## DATA PROVIDED
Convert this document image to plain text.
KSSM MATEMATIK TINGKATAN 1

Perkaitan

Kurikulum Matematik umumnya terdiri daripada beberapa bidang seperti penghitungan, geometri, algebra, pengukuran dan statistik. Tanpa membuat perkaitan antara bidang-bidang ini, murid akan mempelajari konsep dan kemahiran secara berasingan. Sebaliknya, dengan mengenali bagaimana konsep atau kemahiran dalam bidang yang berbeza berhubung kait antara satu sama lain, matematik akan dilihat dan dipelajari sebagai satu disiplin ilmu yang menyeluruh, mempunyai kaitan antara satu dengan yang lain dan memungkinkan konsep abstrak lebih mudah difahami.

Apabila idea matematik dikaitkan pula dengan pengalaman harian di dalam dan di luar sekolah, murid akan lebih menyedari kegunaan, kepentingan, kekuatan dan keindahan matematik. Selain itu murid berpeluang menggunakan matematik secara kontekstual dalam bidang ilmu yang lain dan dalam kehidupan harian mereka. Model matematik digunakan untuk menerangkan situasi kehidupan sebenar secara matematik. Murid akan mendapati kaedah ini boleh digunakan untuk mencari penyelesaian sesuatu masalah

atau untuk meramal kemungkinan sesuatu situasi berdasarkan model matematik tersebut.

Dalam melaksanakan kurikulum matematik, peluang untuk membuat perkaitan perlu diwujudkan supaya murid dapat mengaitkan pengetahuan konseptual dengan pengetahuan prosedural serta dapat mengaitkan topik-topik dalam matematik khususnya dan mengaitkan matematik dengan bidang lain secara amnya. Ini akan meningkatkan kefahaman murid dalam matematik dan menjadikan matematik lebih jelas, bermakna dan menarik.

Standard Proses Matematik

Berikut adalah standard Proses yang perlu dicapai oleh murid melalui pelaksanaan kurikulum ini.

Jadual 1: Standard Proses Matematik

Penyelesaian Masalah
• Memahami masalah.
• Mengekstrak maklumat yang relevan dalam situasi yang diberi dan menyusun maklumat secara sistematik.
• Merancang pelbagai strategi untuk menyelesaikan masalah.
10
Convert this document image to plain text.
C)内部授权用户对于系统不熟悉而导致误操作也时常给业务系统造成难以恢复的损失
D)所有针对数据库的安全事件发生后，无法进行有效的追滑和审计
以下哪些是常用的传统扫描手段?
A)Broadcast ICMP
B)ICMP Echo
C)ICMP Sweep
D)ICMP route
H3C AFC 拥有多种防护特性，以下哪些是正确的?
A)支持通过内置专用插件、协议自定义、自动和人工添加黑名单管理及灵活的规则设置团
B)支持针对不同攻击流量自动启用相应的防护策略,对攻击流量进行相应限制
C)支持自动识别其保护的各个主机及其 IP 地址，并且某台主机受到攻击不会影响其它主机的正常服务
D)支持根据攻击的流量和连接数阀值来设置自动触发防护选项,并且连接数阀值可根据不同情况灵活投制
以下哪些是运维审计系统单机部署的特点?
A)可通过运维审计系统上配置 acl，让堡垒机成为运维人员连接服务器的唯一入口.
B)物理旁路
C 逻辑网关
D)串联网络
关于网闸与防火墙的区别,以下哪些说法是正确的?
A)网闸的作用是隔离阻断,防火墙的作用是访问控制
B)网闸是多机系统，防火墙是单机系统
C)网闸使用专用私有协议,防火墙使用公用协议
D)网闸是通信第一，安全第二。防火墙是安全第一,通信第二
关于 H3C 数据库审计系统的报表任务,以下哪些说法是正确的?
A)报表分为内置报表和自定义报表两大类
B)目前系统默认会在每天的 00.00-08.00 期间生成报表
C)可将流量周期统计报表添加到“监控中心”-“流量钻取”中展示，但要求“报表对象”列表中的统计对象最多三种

## WORK TO COMPLETE
Reproduce each entry above exactly, keeping every word.

## REPLY TO THE TASK
Convert this document image to plain text.
KSSM MATEMATIK TINGKATAN 1

Perkaitan

Kurikulum Matematik umumnya terdiri daripada beberapa bidang seperti penghitungan, geometri, algebra, pengukuran dan statistik. Tanpa membuat perkaitan antara bidang-bidang ini, murid akan mempelajari konsep dan kemahiran secara berasingan. Sebaliknya, dengan mengenali bagaimana konsep atau kemahiran dalam bidang yang berbeza berhubung kait antara satu sama lain, matematik akan dilihat dan dipelajari sebagai satu disiplin ilmu yang menyeluruh, mempunyai kaitan antara satu dengan yang lain dan memungkinkan konsep abstrak lebih mudah difahami.

Apabila idea matematik dikaitkan pula dengan pengalaman harian di dalam dan di luar sekolah, murid akan lebih menyedari kegunaan, kepentingan, kekuatan dan keindahan matematik. Selain itu murid berpeluang menggunakan matematik secara kontekstual dalam bidang ilmu yang lain dan dalam kehidupan harian mereka. Model matematik digunakan untuk menerangkan situasi kehidupan sebenar secara matematik. Murid akan mendapati kaedah ini boleh digunakan untuk mencari penyelesaian sesuatu masalah

atau untuk meramal kemungkinan sesuatu situasi berdasarkan model matematik tersebut.

Dalam melaksanakan kurikulum matematik, peluang untuk membuat perkaitan perlu diwujudkan supaya murid dapat mengaitkan pengetahuan konseptual dengan pengetahuan prosedural serta dapat mengaitkan topik-topik dalam matematik khususnya dan mengaitkan matematik dengan bidang lain secara amnya. Ini akan meningkatkan kefahaman murid dalam matematik dan menjadikan matematik lebih jelas, bermakna dan menarik.

Standard Proses Matematik

Berikut adalah standard Proses yang perlu dicapai oleh murid melalui pelaksanaan kurikulum ini.

Jadual 1: Standard Proses Matematik

Penyelesaian Masalah
• Memahami masalah.
• Mengekstrak maklumat yang relevan dalam situasi yang diberi dan menyusun maklumat secara sistematik.
• Merancang pelbagai strategi untuk menyelesaikan masalah.
10
Convert this document image to plain text.
C)内部授权用户对于系统不熟悉而导致误操作也时常给业务系统造成难以恢复的损失
D)所有针对数据库的安全事件发生后，无法进行有效的追滑和审计
以下哪些是常用的传统扫描手段?
A)Broadcast ICMP
B)ICMP Echo
C)ICMP Sweep
D)ICMP route
H3C AFC 拥有多种防护特性，以下哪些是正确的?
A)支持通过内置专用插件、协议自定义、自动和人工添加黑名单管理及灵活的规则设置团
B)支持针对不同攻击流量自动启用相应的防护策略,对攻击流量进行相应限制
C)支持自动识别其保护的各个主机及其 IP 地址，并且某台主机受到攻击不会影响其它主机的正常服务
D)支持根据攻击的流量和连接数阀值来设置自动触发防护选项,并且连接数阀值可根据不同情况灵活投制
以下哪些是运维审计系统单机部署的特点?
A)可通过运维审计系统上配置 acl，让堡垒机成为运维人员连接服务器的唯一入口.
B)物理旁路
C 逻辑网关
D)串联网络
关于网闸与防火墙的区别,以下哪些说法是正确的?
A)网闸的作用是隔离阻断,防火墙的作用是访问控制
B)网闸是多机系统，防火墙是单机系统
C)网闸使用专用私有协议,防火墙使用公用协议
D)网闸是通信第一，安全第二。防火墙是安全第一,通信第二
关于 H3C 数据库审计系统的报表任务,以下哪些说法是正确的?
A)报表分为内置报表和自定义报表两大类
B)目前系统默认会在每天的 00.00-08.00 期间生成报表
C)可将流量周期统计报表添加到“监控中心”-“流量钻取”中展示，但要求“报表对象”列表中的统计对象最多三种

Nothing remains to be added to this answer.